(TEXTAUSZUG)
===============

26. Februar 2017

PISA-Test-Design benachteiligt Buben beim Lesen

Bei allen grossen Schulleistungsstudien schneiden Buben im Lesen schlechter ab als Mädchen. Der Kompetenzunterschied zwischen den Geschlechtern zeigt sich bereits im Alter von zehn Jahren, und bei Fünfzehnjährigen kann er sogar bis zu einem Jahr betragen. Doch dann ändert sich das wieder, und bei Tests mit älteren Jugendlichen und jungen Erwachsenen verschwindet die geschlechtsspezifische Differenz fast ganz.

===============

(AUFGABENDETAILS) Schreiben Sie aus dem Textauszug die Stelle von „Bei allen grossen“ bis „Differenz fast ganz.“ wortgetreu ab. Die Daten spielen dafür keine Rolle.

(GESAMMELTES MATERIAL)
===============

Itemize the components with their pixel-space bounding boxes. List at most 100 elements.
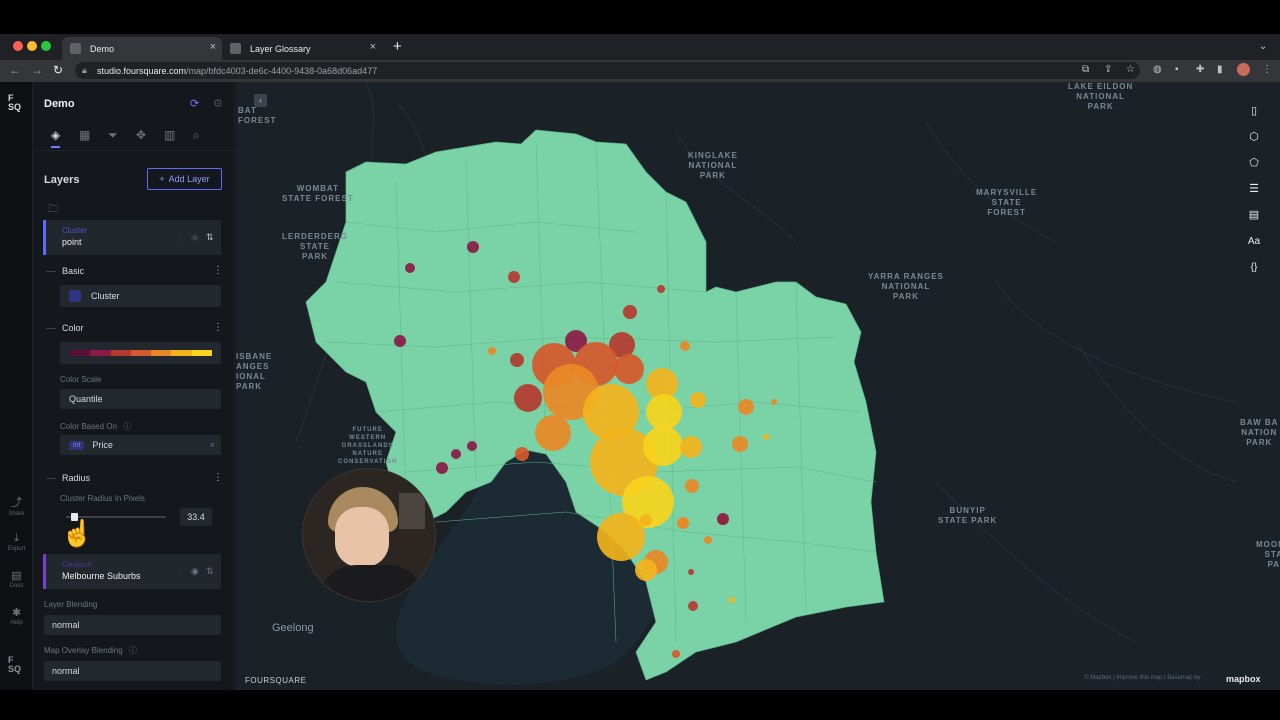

===============

(ANTWORT ZUR AUFGABE)
Bei allen grossen Schulleistungsstudien schneiden Buben im Lesen schlechter ab als Mädchen. Der Kompetenzunterschied zwischen den Geschlechtern zeigt sich bereits im Alter von zehn Jahren, und bei Fünfzehnjährigen kann er sogar bis zu einem Jahr betragen. Doch dann ändert sich das wieder, und bei Tests mit älteren Jugendlichen und jungen Erwachsenen verschwindet die geschlechtsspezifische Differenz fast ganz.